» Collected data:
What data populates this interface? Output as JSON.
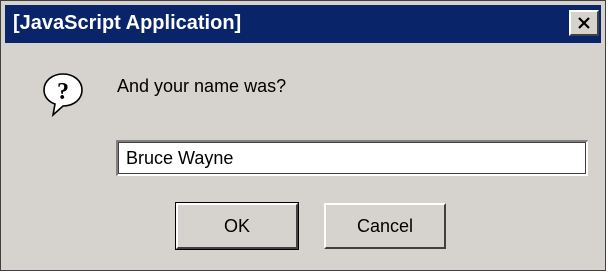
{
  "window": {
    "title": "[JavaScript Application]",
    "close_label": "X",
    "titlebar_color": "#0a246a",
    "face_color": "#d6d3ce"
  },
  "dialog": {
    "icon": "question-icon",
    "prompt": "And your name was?",
    "input_value": "Bruce Wayne",
    "ok_label": "OK",
    "cancel_label": "Cancel"
  }
}
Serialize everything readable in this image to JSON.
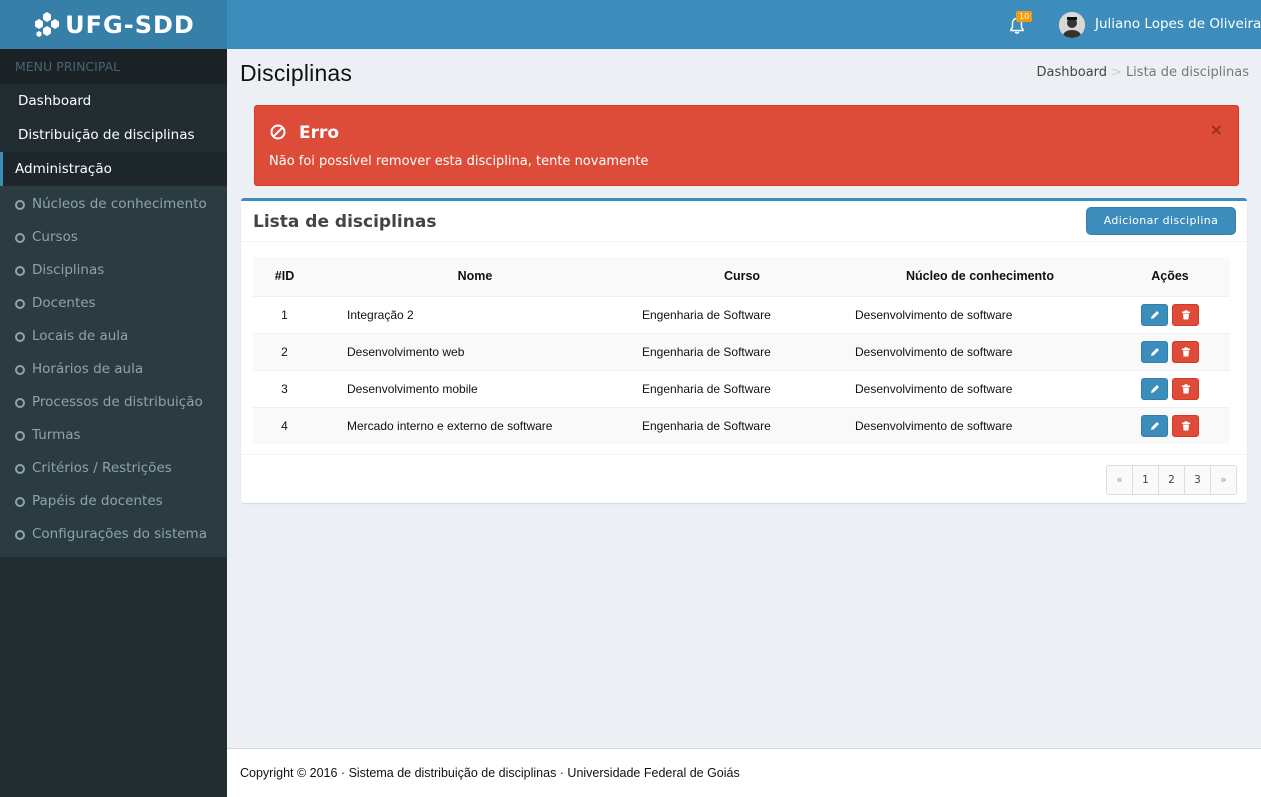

» What you need to do: Skip the pictures, then retype every line above exactly.

» Task solution:
What data populates this interface? Output as JSON.
{
  "window": {
    "title": "[JavaScript Application]",
    "close_label": "X",
    "titlebar_color": "#0a246a",
    "face_color": "#d6d3ce"
  },
  "dialog": {
    "icon": "question-icon",
    "prompt": "And your name was?",
    "input_value": "Bruce Wayne",
    "ok_label": "OK",
    "cancel_label": "Cancel"
  }
}
Serialize everything readable in this image to JSON.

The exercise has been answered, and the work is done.